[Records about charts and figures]

━━━

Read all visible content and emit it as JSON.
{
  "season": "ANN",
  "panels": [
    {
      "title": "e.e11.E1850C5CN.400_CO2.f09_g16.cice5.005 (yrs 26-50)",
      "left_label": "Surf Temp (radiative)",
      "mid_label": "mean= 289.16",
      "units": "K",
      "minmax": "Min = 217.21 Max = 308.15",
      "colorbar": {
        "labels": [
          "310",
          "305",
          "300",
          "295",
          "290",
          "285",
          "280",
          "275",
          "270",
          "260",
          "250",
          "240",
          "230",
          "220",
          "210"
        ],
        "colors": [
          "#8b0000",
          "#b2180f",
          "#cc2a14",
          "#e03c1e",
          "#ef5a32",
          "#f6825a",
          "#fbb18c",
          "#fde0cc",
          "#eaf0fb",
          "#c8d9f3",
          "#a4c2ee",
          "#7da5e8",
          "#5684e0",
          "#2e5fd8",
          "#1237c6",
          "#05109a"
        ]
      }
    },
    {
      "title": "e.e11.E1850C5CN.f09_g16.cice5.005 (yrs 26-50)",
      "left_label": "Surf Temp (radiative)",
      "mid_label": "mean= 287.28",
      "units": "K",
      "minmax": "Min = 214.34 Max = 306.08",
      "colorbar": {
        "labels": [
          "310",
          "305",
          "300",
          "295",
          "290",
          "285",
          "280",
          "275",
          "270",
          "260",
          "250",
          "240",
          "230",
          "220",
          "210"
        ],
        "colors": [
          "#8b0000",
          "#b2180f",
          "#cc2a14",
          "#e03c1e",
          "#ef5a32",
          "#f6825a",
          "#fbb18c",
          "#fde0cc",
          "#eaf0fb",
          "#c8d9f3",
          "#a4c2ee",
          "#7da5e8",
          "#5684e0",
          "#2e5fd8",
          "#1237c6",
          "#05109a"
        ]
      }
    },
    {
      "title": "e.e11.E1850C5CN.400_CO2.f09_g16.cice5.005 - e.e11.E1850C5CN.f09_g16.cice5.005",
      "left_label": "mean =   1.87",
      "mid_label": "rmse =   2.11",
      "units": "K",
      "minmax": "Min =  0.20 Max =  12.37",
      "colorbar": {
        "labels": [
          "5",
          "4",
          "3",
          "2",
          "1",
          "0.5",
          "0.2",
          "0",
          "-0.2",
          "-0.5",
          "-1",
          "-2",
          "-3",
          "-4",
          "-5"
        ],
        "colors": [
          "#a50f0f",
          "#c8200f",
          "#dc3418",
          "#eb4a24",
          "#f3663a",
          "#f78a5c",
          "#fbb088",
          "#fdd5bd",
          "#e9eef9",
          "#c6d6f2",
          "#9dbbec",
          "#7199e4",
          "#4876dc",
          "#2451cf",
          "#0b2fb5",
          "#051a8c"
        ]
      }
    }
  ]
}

━━━

◆ GIVEN EXERCISE ◆
Take every line from the data that contains the word "minmax".

◆ WORKED SOLUTION ◆
      "minmax": "Min = 217.21 Max = 308.15",
      "minmax": "Min = 214.34 Max = 306.08",
      "minmax": "Min =  0.20 Max =  12.37",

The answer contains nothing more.